**Work instructions:**
How many lines hold the string "pink"? Give only the number.

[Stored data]
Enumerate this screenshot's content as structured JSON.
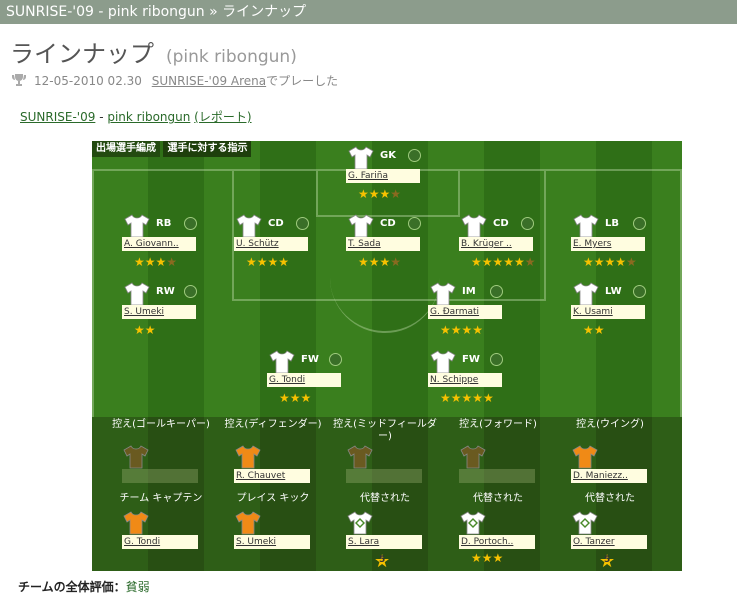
{
  "header": {
    "breadcrumb": "SUNRISE-'09 - pink ribongun » ラインナップ"
  },
  "title": {
    "main": "ラインナップ",
    "sub": "(pink ribongun)"
  },
  "meta": {
    "date": "12-05-2010 02.30",
    "venue": "SUNRISE-'09 Arena",
    "suffix": "でプレーした"
  },
  "links": {
    "team1": "SUNRISE-'09",
    "sep": "-",
    "team2": "pink ribongun",
    "report": "(レポート)"
  },
  "tabs": {
    "formation": "出場選手編成",
    "instructions": "選手に対する指示"
  },
  "players": [
    {
      "pos": "GK",
      "name": "G. Fariña",
      "stars": "★★★",
      "extra": "★"
    },
    {
      "pos": "RB",
      "name": "A. Giovann..",
      "stars": "★★★",
      "extra": "★"
    },
    {
      "pos": "CD",
      "name": "U. Schütz",
      "stars": "★★★★",
      "extra": ""
    },
    {
      "pos": "CD",
      "name": "T. Sada",
      "stars": "★★★",
      "extra": "★"
    },
    {
      "pos": "CD",
      "name": "B. Krüger ..",
      "stars": "★★★★★",
      "extra": "★"
    },
    {
      "pos": "LB",
      "name": "E. Myers",
      "stars": "★★★★",
      "extra": "★"
    },
    {
      "pos": "RW",
      "name": "S. Umeki",
      "stars": "★★",
      "extra": ""
    },
    {
      "pos": "IM",
      "name": "G. Ðarmati",
      "stars": "★★★★",
      "extra": ""
    },
    {
      "pos": "LW",
      "name": "K. Usami",
      "stars": "★★",
      "extra": ""
    },
    {
      "pos": "FW",
      "name": "G. Tondi",
      "stars": "★★★",
      "extra": ""
    },
    {
      "pos": "FW",
      "name": "N. Schippe",
      "stars": "★★★★★",
      "extra": ""
    }
  ],
  "bench": {
    "labels": [
      "控え(ゴールキーパー)",
      "控え(ディフェンダー)",
      "控え(ミッドフィールダー)",
      "控え(フォワード)",
      "控え(ウイング)"
    ],
    "names": [
      "",
      "R. Chauvet",
      "",
      "",
      "D. Maniezz.."
    ]
  },
  "roles": {
    "labels": [
      "チーム キャプテン",
      "プレイス キック",
      "代替された",
      "代替された",
      "代替された"
    ],
    "names": [
      "G. Tondi",
      "S. Umeki",
      "S. Lara",
      "D. Portoch..",
      "O. Tanzer"
    ],
    "stars": [
      "",
      "",
      "5",
      "★★★",
      "5"
    ]
  },
  "footer": {
    "label": "チームの全体評価：",
    "value": "貧弱"
  },
  "colors": {
    "pitch": "#3a7f1e",
    "orange_shirt": "#f08a16",
    "topbar": "#8c9c8c"
  }
}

**Completed exercise:**
3